**STATED TASK:** Make an exact copy of each entry, leaving out every picture.

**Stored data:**
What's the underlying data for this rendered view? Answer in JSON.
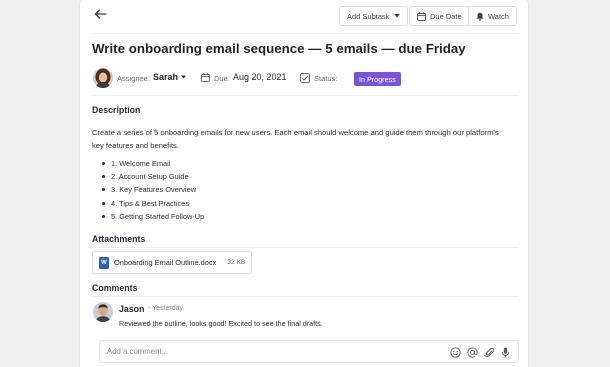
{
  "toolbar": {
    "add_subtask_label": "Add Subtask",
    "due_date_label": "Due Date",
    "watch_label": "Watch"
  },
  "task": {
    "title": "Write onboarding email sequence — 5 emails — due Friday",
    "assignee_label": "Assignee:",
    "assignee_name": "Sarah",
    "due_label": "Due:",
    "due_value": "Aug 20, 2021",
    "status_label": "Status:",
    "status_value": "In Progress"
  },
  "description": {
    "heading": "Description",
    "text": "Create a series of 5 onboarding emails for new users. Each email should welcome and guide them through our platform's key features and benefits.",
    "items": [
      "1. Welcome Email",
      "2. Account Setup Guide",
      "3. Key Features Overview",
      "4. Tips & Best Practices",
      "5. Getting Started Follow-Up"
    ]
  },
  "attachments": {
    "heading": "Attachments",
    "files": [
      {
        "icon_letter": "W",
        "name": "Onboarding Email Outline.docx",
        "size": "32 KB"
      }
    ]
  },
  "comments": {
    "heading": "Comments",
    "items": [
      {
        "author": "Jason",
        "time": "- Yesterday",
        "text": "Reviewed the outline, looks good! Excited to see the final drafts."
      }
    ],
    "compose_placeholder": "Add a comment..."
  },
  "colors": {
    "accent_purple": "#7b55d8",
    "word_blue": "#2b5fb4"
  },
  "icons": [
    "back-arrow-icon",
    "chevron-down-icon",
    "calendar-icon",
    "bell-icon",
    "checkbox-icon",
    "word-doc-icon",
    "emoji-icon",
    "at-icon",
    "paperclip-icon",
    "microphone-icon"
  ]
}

**RESULT:**
What's the underlying data for this rendered view? Answer in JSON.
{
  "toolbar": {
    "add_subtask_label": "Add Subtask",
    "due_date_label": "Due Date",
    "watch_label": "Watch"
  },
  "task": {
    "title": "Write onboarding email sequence — 5 emails — due Friday",
    "assignee_label": "Assignee:",
    "assignee_name": "Sarah",
    "due_label": "Due:",
    "due_value": "Aug 20, 2021",
    "status_label": "Status:",
    "status_value": "In Progress"
  },
  "description": {
    "heading": "Description",
    "text": "Create a series of 5 onboarding emails for new users. Each email should welcome and guide them through our platform's key features and benefits.",
    "items": [
      "1. Welcome Email",
      "2. Account Setup Guide",
      "3. Key Features Overview",
      "4. Tips & Best Practices",
      "5. Getting Started Follow-Up"
    ]
  },
  "attachments": {
    "heading": "Attachments",
    "files": [
      {
        "icon_letter": "W",
        "name": "Onboarding Email Outline.docx",
        "size": "32 KB"
      }
    ]
  },
  "comments": {
    "heading": "Comments",
    "items": [
      {
        "author": "Jason",
        "time": "- Yesterday",
        "text": "Reviewed the outline, looks good! Excited to see the final drafts."
      }
    ],
    "compose_placeholder": "Add a comment..."
  },
  "colors": {
    "accent_purple": "#7b55d8",
    "word_blue": "#2b5fb4"
  },
  "icons": [
    "back-arrow-icon",
    "chevron-down-icon",
    "calendar-icon",
    "bell-icon",
    "checkbox-icon",
    "word-doc-icon",
    "emoji-icon",
    "at-icon",
    "paperclip-icon",
    "microphone-icon"
  ]
}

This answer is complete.